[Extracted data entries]

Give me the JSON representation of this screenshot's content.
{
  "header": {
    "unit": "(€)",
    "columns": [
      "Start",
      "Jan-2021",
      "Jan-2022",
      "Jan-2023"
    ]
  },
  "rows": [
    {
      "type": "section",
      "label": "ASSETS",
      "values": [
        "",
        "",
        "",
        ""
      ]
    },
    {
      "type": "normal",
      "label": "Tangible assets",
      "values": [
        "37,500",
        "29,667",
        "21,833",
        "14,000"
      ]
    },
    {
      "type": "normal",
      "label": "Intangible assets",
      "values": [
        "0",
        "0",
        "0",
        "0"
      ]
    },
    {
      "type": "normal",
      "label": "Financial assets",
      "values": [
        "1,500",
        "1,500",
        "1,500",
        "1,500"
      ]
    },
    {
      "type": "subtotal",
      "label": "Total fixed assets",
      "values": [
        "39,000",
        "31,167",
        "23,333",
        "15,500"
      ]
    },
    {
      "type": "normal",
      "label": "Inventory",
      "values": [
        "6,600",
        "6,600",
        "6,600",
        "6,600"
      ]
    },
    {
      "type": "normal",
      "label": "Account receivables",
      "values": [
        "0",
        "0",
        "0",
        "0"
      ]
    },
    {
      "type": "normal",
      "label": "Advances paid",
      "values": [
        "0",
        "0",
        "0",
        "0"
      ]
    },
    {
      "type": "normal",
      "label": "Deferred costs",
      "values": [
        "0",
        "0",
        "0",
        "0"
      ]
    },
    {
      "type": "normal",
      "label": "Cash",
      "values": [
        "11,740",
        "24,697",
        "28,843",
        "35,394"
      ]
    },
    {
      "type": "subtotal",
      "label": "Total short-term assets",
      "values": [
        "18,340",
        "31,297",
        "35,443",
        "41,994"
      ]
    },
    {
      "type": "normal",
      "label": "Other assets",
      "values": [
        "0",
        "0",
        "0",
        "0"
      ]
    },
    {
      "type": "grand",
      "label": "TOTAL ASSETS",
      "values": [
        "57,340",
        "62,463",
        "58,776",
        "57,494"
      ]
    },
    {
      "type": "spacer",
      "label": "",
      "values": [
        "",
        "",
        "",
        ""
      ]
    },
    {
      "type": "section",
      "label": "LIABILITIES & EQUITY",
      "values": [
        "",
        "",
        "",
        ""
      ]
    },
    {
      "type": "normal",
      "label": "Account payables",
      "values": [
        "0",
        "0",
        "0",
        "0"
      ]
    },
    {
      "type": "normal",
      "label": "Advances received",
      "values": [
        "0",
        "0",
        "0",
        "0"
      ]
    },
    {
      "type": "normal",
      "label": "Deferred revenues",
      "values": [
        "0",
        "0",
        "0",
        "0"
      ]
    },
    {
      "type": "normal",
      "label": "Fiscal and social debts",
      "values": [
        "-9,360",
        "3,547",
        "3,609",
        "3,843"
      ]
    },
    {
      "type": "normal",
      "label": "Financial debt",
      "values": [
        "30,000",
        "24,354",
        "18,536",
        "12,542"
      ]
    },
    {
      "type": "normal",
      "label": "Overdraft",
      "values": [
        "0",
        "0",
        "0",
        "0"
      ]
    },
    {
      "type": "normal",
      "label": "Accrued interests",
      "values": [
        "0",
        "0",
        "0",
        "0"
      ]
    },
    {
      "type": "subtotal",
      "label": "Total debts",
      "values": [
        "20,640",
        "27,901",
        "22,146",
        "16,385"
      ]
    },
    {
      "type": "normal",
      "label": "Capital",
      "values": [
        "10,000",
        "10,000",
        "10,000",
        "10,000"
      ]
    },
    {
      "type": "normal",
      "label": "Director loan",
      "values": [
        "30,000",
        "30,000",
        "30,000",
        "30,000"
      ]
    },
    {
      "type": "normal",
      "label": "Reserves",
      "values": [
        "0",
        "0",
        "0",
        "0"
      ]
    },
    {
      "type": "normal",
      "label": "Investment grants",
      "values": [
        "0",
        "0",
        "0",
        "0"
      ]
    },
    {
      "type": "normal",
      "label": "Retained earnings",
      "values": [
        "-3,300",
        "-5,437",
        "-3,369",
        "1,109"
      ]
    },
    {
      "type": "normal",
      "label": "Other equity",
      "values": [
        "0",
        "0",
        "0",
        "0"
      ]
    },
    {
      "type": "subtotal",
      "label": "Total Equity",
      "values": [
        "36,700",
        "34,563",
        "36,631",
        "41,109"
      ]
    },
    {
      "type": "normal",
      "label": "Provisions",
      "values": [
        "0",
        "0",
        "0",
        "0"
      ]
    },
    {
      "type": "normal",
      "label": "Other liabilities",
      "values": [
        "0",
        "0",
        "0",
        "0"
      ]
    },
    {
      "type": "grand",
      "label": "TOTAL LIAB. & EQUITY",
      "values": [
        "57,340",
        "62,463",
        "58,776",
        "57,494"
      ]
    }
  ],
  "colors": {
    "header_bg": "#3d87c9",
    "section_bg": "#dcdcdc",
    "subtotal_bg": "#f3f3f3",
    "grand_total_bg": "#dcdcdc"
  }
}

_What you have to do:_
Every entry above should be retyped exactly as shown.

_Final result:_
Give me the JSON representation of this screenshot's content.
{
  "header": {
    "unit": "(€)",
    "columns": [
      "Start",
      "Jan-2021",
      "Jan-2022",
      "Jan-2023"
    ]
  },
  "rows": [
    {
      "type": "section",
      "label": "ASSETS",
      "values": [
        "",
        "",
        "",
        ""
      ]
    },
    {
      "type": "normal",
      "label": "Tangible assets",
      "values": [
        "37,500",
        "29,667",
        "21,833",
        "14,000"
      ]
    },
    {
      "type": "normal",
      "label": "Intangible assets",
      "values": [
        "0",
        "0",
        "0",
        "0"
      ]
    },
    {
      "type": "normal",
      "label": "Financial assets",
      "values": [
        "1,500",
        "1,500",
        "1,500",
        "1,500"
      ]
    },
    {
      "type": "subtotal",
      "label": "Total fixed assets",
      "values": [
        "39,000",
        "31,167",
        "23,333",
        "15,500"
      ]
    },
    {
      "type": "normal",
      "label": "Inventory",
      "values": [
        "6,600",
        "6,600",
        "6,600",
        "6,600"
      ]
    },
    {
      "type": "normal",
      "label": "Account receivables",
      "values": [
        "0",
        "0",
        "0",
        "0"
      ]
    },
    {
      "type": "normal",
      "label": "Advances paid",
      "values": [
        "0",
        "0",
        "0",
        "0"
      ]
    },
    {
      "type": "normal",
      "label": "Deferred costs",
      "values": [
        "0",
        "0",
        "0",
        "0"
      ]
    },
    {
      "type": "normal",
      "label": "Cash",
      "values": [
        "11,740",
        "24,697",
        "28,843",
        "35,394"
      ]
    },
    {
      "type": "subtotal",
      "label": "Total short-term assets",
      "values": [
        "18,340",
        "31,297",
        "35,443",
        "41,994"
      ]
    },
    {
      "type": "normal",
      "label": "Other assets",
      "values": [
        "0",
        "0",
        "0",
        "0"
      ]
    },
    {
      "type": "grand",
      "label": "TOTAL ASSETS",
      "values": [
        "57,340",
        "62,463",
        "58,776",
        "57,494"
      ]
    },
    {
      "type": "spacer",
      "label": "",
      "values": [
        "",
        "",
        "",
        ""
      ]
    },
    {
      "type": "section",
      "label": "LIABILITIES & EQUITY",
      "values": [
        "",
        "",
        "",
        ""
      ]
    },
    {
      "type": "normal",
      "label": "Account payables",
      "values": [
        "0",
        "0",
        "0",
        "0"
      ]
    },
    {
      "type": "normal",
      "label": "Advances received",
      "values": [
        "0",
        "0",
        "0",
        "0"
      ]
    },
    {
      "type": "normal",
      "label": "Deferred revenues",
      "values": [
        "0",
        "0",
        "0",
        "0"
      ]
    },
    {
      "type": "normal",
      "label": "Fiscal and social debts",
      "values": [
        "-9,360",
        "3,547",
        "3,609",
        "3,843"
      ]
    },
    {
      "type": "normal",
      "label": "Financial debt",
      "values": [
        "30,000",
        "24,354",
        "18,536",
        "12,542"
      ]
    },
    {
      "type": "normal",
      "label": "Overdraft",
      "values": [
        "0",
        "0",
        "0",
        "0"
      ]
    },
    {
      "type": "normal",
      "label": "Accrued interests",
      "values": [
        "0",
        "0",
        "0",
        "0"
      ]
    },
    {
      "type": "subtotal",
      "label": "Total debts",
      "values": [
        "20,640",
        "27,901",
        "22,146",
        "16,385"
      ]
    },
    {
      "type": "normal",
      "label": "Capital",
      "values": [
        "10,000",
        "10,000",
        "10,000",
        "10,000"
      ]
    },
    {
      "type": "normal",
      "label": "Director loan",
      "values": [
        "30,000",
        "30,000",
        "30,000",
        "30,000"
      ]
    },
    {
      "type": "normal",
      "label": "Reserves",
      "values": [
        "0",
        "0",
        "0",
        "0"
      ]
    },
    {
      "type": "normal",
      "label": "Investment grants",
      "values": [
        "0",
        "0",
        "0",
        "0"
      ]
    },
    {
      "type": "normal",
      "label": "Retained earnings",
      "values": [
        "-3,300",
        "-5,437",
        "-3,369",
        "1,109"
      ]
    },
    {
      "type": "normal",
      "label": "Other equity",
      "values": [
        "0",
        "0",
        "0",
        "0"
      ]
    },
    {
      "type": "subtotal",
      "label": "Total Equity",
      "values": [
        "36,700",
        "34,563",
        "36,631",
        "41,109"
      ]
    },
    {
      "type": "normal",
      "label": "Provisions",
      "values": [
        "0",
        "0",
        "0",
        "0"
      ]
    },
    {
      "type": "normal",
      "label": "Other liabilities",
      "values": [
        "0",
        "0",
        "0",
        "0"
      ]
    },
    {
      "type": "grand",
      "label": "TOTAL LIAB. & EQUITY",
      "values": [
        "57,340",
        "62,463",
        "58,776",
        "57,494"
      ]
    }
  ],
  "colors": {
    "header_bg": "#3d87c9",
    "section_bg": "#dcdcdc",
    "subtotal_bg": "#f3f3f3",
    "grand_total_bg": "#dcdcdc"
  }
}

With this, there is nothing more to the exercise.